* [DATA IN THIS EXERCISE]
________________________________________
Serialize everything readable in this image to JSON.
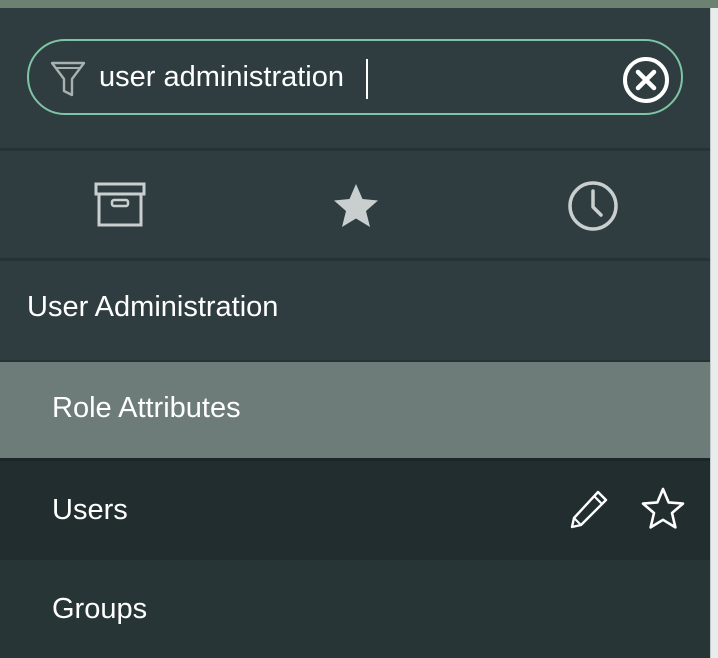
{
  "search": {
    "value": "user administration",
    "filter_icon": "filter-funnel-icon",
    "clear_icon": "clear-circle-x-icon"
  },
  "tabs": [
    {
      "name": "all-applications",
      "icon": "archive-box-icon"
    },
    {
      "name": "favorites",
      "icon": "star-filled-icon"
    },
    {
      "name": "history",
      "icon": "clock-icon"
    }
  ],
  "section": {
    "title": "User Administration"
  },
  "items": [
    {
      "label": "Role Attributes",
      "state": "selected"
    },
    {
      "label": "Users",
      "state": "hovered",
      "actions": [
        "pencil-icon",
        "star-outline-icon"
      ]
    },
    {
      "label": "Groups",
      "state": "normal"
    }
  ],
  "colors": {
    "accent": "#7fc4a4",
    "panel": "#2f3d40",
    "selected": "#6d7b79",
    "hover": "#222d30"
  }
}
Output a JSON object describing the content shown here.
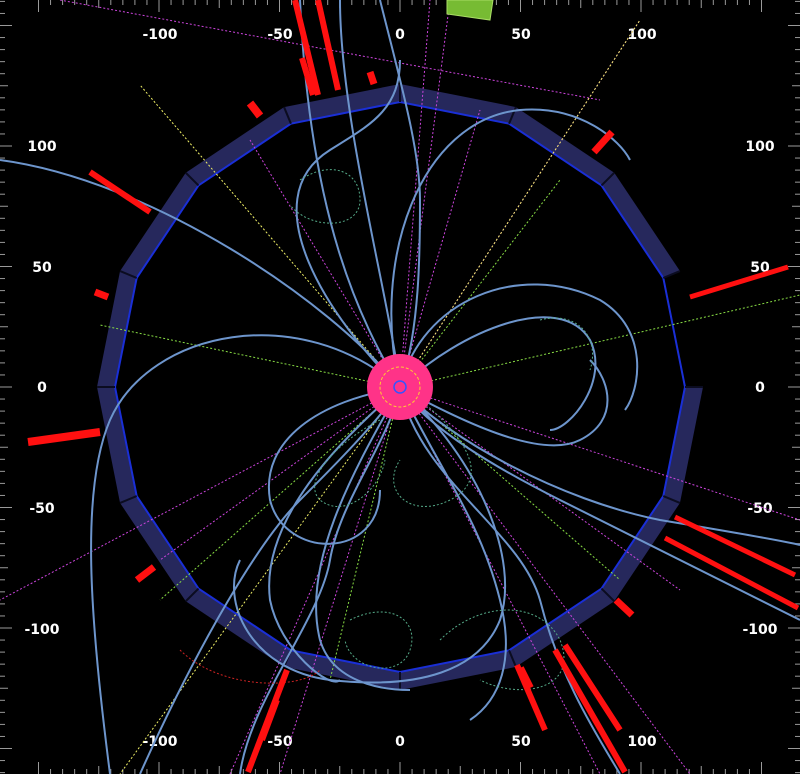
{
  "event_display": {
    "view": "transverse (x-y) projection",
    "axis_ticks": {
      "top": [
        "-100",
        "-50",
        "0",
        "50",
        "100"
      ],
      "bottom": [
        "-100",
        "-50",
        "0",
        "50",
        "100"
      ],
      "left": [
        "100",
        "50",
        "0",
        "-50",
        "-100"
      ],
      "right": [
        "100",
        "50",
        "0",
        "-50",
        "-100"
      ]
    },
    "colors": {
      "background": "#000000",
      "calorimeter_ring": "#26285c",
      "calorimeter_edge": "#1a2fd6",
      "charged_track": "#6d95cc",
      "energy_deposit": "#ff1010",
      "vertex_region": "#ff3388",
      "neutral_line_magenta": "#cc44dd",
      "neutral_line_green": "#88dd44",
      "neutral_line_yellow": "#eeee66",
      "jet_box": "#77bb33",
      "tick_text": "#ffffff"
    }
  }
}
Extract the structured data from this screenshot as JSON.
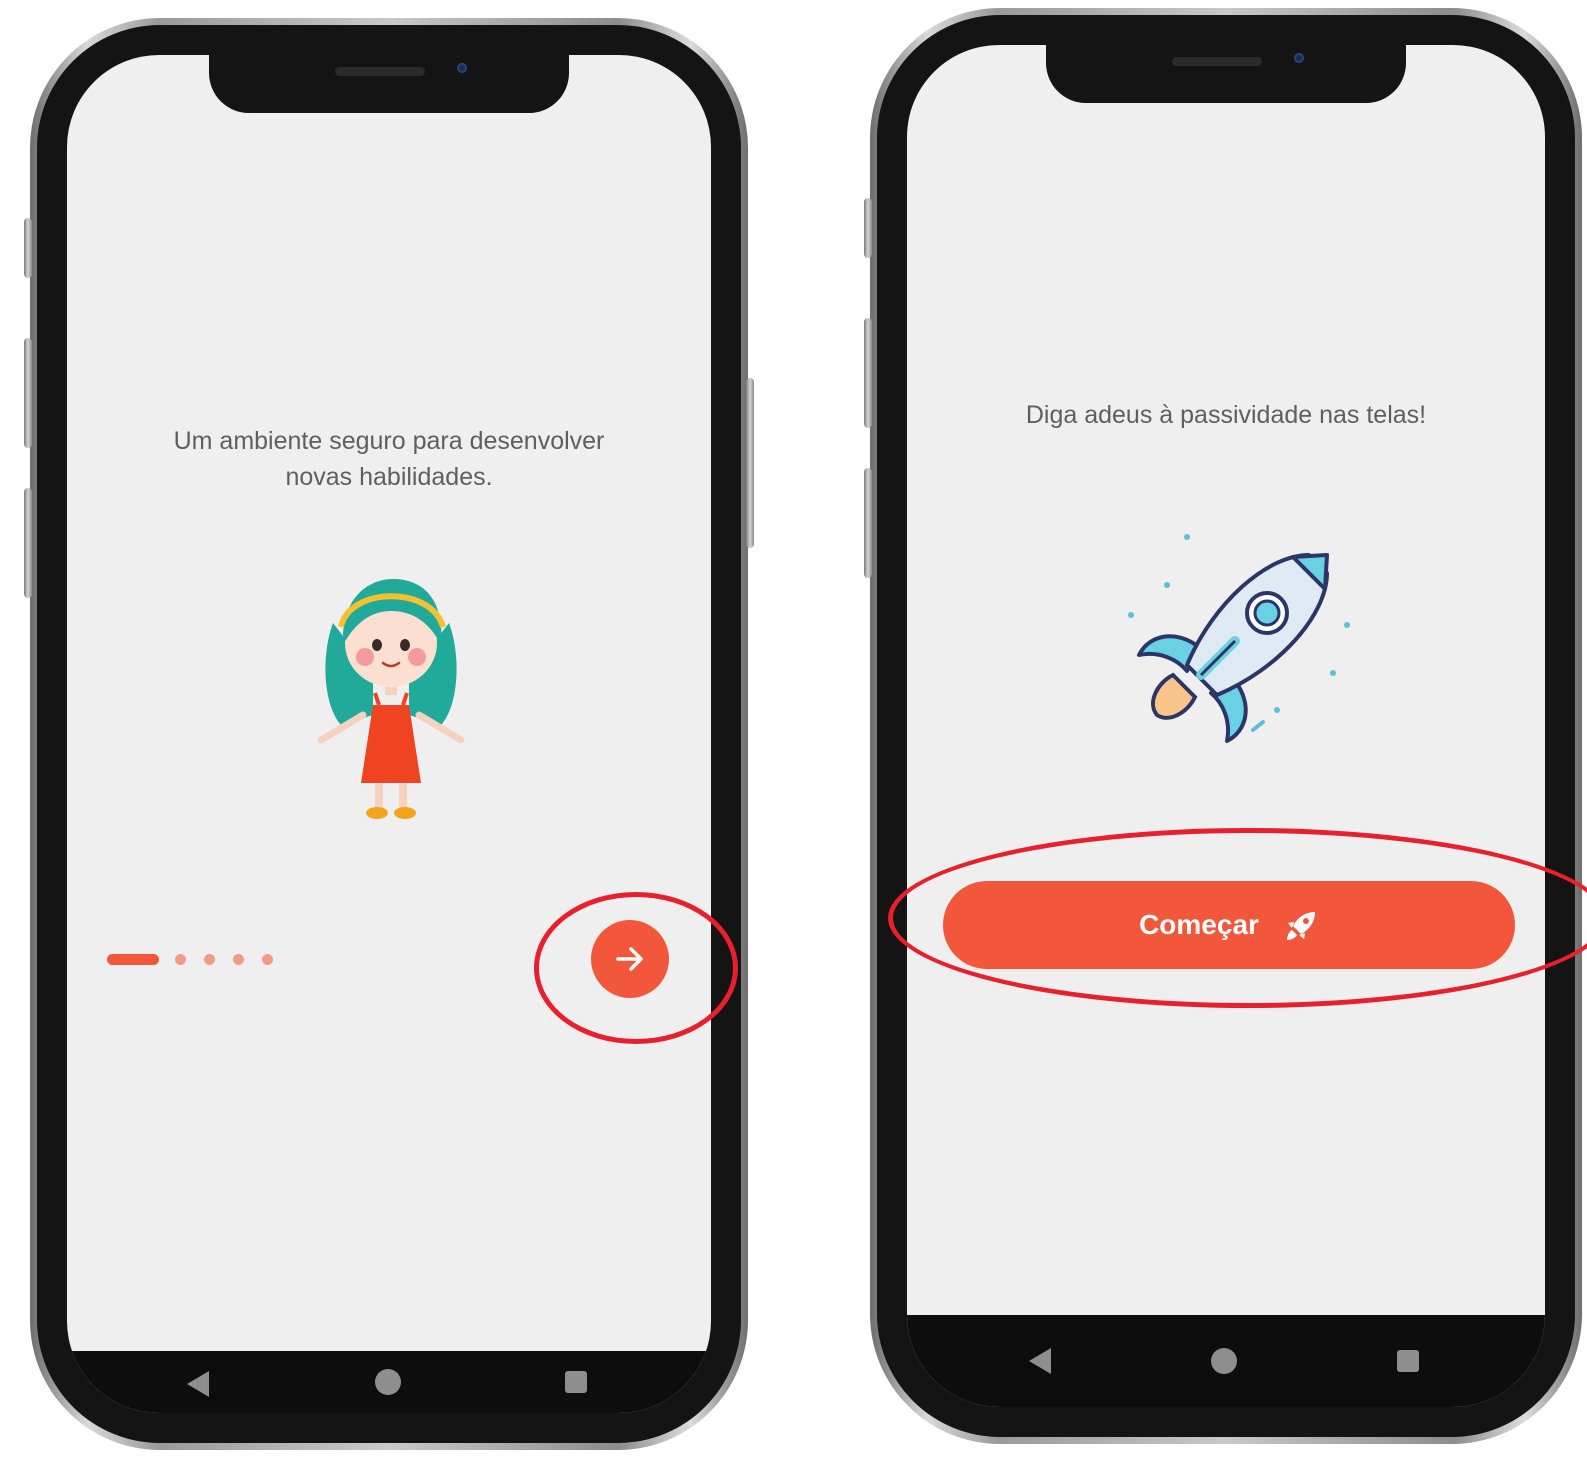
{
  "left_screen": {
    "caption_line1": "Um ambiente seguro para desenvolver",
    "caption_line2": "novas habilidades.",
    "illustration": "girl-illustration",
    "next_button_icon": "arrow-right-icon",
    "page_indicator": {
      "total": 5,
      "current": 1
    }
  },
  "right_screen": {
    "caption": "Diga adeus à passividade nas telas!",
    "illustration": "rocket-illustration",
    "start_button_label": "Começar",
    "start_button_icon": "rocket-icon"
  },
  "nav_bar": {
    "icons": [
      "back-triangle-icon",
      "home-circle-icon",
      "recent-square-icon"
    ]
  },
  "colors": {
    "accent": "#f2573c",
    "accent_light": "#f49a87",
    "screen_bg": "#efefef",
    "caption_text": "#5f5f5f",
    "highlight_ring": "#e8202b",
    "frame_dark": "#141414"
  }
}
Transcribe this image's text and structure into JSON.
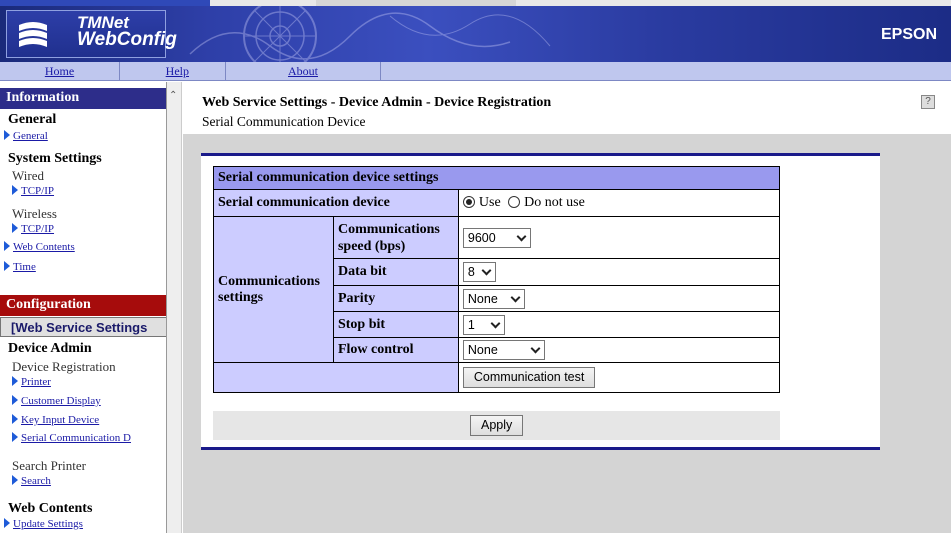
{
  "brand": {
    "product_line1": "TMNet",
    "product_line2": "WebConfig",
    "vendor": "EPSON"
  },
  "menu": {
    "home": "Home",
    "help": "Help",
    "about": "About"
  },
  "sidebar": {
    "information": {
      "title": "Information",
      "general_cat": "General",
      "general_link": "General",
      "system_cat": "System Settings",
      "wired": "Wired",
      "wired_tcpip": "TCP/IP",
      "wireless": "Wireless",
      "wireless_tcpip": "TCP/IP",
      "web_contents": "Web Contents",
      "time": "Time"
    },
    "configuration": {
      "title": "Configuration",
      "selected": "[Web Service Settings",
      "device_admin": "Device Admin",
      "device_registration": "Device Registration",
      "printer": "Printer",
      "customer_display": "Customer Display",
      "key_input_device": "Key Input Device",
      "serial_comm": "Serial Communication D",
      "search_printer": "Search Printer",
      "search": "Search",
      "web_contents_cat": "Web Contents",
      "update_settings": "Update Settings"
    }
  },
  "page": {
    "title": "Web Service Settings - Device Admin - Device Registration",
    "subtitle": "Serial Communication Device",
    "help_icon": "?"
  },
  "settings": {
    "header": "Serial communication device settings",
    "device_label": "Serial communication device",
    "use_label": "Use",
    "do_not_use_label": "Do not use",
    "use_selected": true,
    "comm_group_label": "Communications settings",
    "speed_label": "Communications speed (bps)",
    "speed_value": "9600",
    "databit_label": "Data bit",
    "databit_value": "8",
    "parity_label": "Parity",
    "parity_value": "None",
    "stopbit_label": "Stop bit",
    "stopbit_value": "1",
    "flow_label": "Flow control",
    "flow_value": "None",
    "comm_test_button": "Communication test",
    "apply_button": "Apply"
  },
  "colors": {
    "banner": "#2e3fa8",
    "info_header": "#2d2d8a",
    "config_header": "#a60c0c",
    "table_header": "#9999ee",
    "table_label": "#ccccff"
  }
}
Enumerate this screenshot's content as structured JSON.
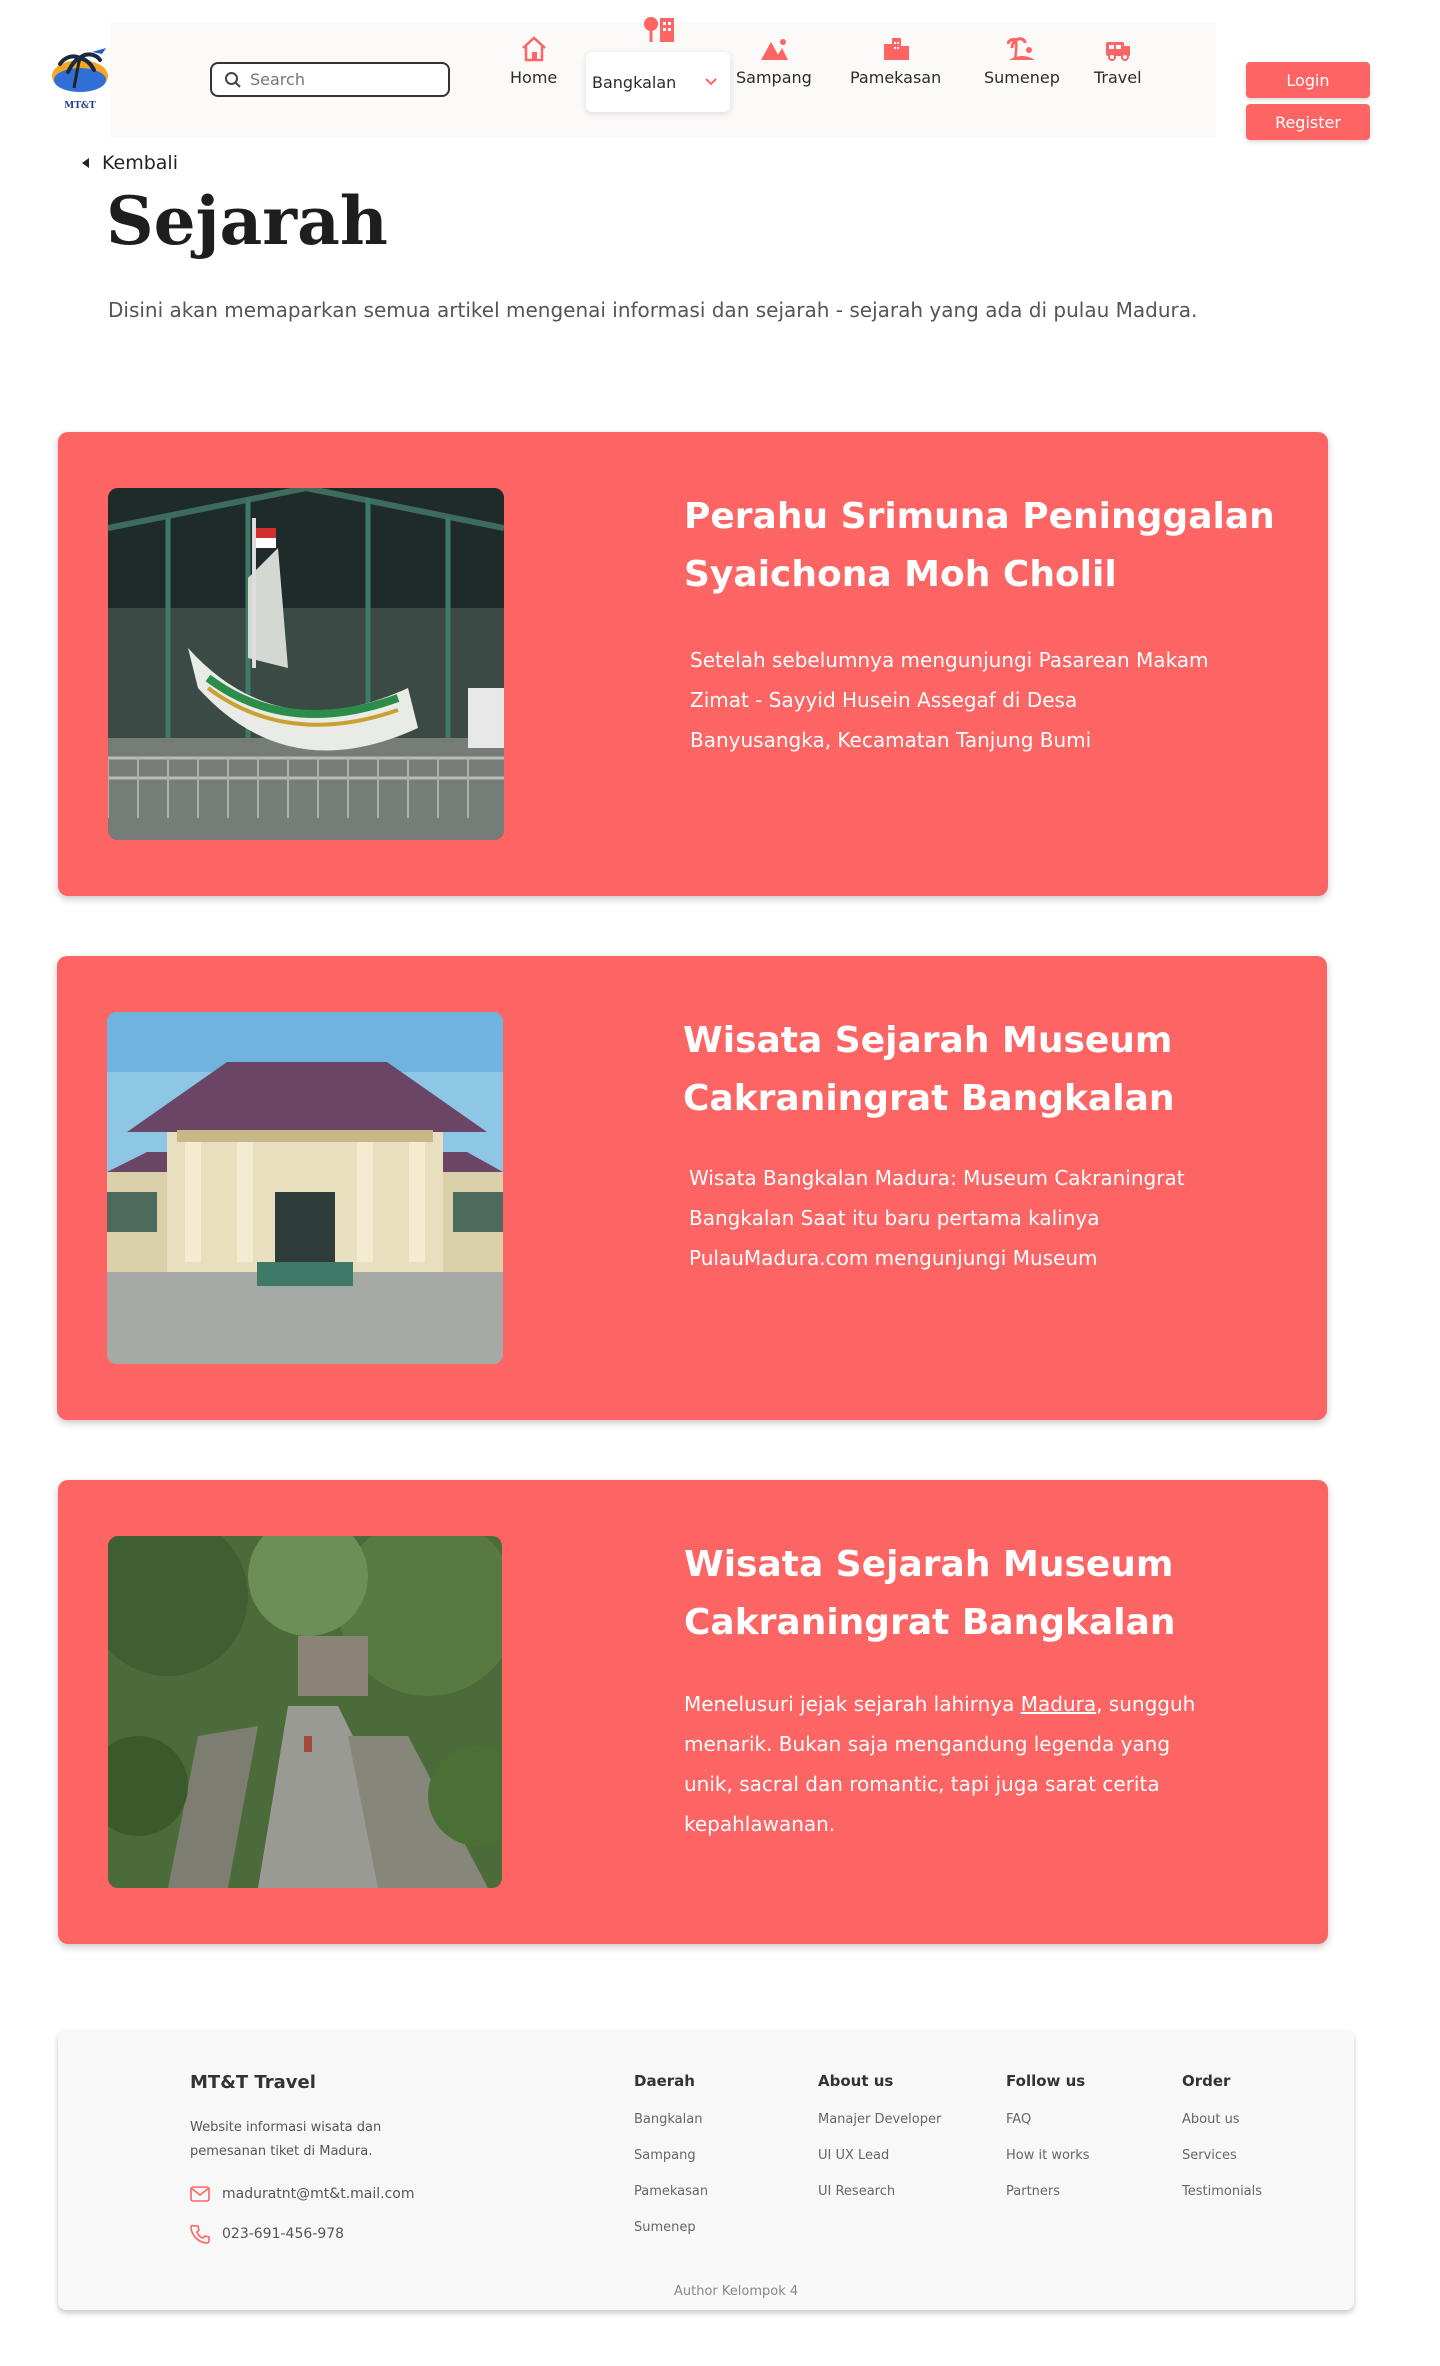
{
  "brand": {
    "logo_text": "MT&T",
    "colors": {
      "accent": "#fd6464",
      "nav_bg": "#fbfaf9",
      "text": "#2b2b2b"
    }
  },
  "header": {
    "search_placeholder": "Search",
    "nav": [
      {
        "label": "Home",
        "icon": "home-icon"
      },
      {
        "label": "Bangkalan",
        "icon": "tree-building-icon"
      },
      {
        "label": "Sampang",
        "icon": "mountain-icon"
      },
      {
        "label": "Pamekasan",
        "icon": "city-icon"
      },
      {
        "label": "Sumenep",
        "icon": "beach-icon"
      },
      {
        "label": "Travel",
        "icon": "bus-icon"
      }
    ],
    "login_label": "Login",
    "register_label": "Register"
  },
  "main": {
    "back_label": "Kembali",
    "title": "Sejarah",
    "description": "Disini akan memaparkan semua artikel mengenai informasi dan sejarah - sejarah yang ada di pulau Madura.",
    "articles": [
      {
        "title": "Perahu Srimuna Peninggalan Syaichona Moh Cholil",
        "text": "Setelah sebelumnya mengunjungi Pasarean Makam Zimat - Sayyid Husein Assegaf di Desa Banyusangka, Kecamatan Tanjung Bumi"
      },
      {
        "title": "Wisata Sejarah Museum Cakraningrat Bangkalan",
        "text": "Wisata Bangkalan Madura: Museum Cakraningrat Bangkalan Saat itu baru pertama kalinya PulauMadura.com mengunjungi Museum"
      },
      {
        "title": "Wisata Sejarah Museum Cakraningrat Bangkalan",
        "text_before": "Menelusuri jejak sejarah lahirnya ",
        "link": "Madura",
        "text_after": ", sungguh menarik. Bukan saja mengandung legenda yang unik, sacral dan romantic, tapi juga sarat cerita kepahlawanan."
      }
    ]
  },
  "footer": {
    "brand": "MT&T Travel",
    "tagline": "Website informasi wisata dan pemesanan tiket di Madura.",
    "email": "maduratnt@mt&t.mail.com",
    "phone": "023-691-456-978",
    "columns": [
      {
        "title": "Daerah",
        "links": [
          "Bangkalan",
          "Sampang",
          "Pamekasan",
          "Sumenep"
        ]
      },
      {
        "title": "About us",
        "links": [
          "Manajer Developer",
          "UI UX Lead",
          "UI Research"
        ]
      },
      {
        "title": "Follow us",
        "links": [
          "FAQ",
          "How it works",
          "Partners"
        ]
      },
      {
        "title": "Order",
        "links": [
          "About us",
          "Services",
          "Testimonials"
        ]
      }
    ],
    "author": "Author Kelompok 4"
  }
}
________________________________________
* [WHAT IS EXPECTED] Locate the word "Contents" in the records above, and return each line that has it.

* [FINAL RESULT]
      "web_contents": "Web Contents",
      "web_contents_cat": "Web Contents",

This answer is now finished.